§ **WHAT IS EXPECTED**:
Present the following entries again, word for word and in full.

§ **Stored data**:
──────
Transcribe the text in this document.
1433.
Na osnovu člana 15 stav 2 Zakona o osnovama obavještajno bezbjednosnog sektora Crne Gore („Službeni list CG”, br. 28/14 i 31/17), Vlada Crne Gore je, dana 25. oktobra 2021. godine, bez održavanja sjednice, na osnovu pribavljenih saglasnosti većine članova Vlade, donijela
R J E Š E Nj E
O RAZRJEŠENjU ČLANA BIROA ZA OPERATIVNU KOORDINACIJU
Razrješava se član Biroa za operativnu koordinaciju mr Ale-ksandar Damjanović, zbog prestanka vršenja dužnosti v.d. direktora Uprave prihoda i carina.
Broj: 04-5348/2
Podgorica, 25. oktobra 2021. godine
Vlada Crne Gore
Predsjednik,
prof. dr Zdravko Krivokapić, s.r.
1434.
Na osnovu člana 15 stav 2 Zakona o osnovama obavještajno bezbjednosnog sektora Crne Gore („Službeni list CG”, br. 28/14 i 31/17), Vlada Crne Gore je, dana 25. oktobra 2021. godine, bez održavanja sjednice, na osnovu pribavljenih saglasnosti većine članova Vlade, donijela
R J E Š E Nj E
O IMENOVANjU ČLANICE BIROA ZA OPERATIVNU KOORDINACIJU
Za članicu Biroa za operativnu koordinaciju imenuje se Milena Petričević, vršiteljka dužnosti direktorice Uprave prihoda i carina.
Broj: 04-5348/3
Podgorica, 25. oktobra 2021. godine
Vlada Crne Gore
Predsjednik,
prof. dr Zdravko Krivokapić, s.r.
──────
§ **SOLUTION TO THE PROBLEM**:
Transcribe the text in this document.
1433.
Na osnovu člana 15 stav 2 Zakona o osnovama obavještajno bezbjednosnog sektora Crne Gore („Službeni list CG”, br. 28/14 i 31/17), Vlada Crne Gore je, dana 25. oktobra 2021. godine, bez održavanja sjednice, na osnovu pribavljenih saglasnosti većine članova Vlade, donijela
R J E Š E Nj E
O RAZRJEŠENjU ČLANA BIROA ZA OPERATIVNU KOORDINACIJU
Razrješava se član Biroa za operativnu koordinaciju mr Ale-ksandar Damjanović, zbog prestanka vršenja dužnosti v.d. direktora Uprave prihoda i carina.
Broj: 04-5348/2
Podgorica, 25. oktobra 2021. godine
Vlada Crne Gore
Predsjednik,
prof. dr Zdravko Krivokapić, s.r.
1434.
Na osnovu člana 15 stav 2 Zakona o osnovama obavještajno bezbjednosnog sektora Crne Gore („Službeni list CG”, br. 28/14 i 31/17), Vlada Crne Gore je, dana 25. oktobra 2021. godine, bez održavanja sjednice, na osnovu pribavljenih saglasnosti većine članova Vlade, donijela
R J E Š E Nj E
O IMENOVANjU ČLANICE BIROA ZA OPERATIVNU KOORDINACIJU
Za članicu Biroa za operativnu koordinaciju imenuje se Milena Petričević, vršiteljka dužnosti direktorice Uprave prihoda i carina.
Broj: 04-5348/3
Podgorica, 25. oktobra 2021. godine
Vlada Crne Gore
Predsjednik,
prof. dr Zdravko Krivokapić, s.r.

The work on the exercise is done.